Work required: Show the lines below that contain the string "inmediato".

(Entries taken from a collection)
——

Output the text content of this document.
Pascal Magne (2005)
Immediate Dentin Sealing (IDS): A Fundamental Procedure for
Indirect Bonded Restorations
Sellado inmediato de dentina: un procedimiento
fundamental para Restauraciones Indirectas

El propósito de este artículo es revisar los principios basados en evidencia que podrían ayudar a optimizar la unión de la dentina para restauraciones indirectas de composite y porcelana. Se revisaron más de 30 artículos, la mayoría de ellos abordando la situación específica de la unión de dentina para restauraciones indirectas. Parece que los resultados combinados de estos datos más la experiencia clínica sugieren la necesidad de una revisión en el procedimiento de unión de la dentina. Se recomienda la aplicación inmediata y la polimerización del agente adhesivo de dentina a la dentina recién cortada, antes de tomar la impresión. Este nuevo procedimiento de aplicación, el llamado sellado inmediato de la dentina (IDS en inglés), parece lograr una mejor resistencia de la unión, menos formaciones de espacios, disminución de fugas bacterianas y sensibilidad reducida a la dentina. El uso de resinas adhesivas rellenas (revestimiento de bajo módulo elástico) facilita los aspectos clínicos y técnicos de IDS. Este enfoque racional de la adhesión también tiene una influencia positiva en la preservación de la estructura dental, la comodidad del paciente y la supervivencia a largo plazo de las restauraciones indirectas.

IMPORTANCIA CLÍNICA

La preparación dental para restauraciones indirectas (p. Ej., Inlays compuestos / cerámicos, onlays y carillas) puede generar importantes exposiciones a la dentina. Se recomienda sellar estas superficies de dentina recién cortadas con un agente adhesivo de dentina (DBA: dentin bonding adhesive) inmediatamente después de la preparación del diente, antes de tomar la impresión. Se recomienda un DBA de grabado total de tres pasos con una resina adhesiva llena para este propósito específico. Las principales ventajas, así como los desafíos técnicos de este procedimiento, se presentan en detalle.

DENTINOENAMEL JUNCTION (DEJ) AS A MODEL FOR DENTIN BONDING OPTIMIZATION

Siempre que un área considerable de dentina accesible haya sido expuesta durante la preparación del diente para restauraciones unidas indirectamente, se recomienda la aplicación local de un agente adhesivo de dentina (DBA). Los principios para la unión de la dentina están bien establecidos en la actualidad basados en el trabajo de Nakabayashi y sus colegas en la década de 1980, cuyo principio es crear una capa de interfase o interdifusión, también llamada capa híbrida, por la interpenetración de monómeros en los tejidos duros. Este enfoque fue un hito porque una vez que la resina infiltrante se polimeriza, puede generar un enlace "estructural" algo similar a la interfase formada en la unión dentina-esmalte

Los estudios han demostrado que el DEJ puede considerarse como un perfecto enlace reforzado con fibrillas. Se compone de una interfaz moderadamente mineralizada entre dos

——

Reply:
Sellado inmediato de dentina: un procedimiento
El propósito de este artículo es revisar los principios basados en evidencia que podrían ayudar a optimizar la unión de la dentina para restauraciones indirectas de composite y porcelana. Se revisaron más de 30 artículos, la mayoría de ellos abordando la situación específica de la unión de dentina para restauraciones indirectas. Parece que los resultados combinados de estos datos más la experiencia clínica sugieren la necesidad de una revisión en el procedimiento de unión de la dentina. Se recomienda la aplicación inmediata y la polimerización del agente adhesivo de dentina a la dentina recién cortada, antes de tomar la impresión. Este nuevo procedimiento de aplicación, el llamado sellado inmediato de la dentina (IDS en inglés), parece lograr una mejor resistencia de la unión, menos formaciones de espacios, disminución de fugas bacterianas y sensibilidad reducida a la dentina. El uso de resinas adhesivas rellenas (revestimiento de bajo módulo elástico) facilita los aspectos clínicos y técnicos de IDS. Este enfoque racional de la adhesión también tiene una influencia positiva en la preservación de la estructura dental, la comodidad del paciente y la supervivencia a largo plazo de las restauraciones indirectas.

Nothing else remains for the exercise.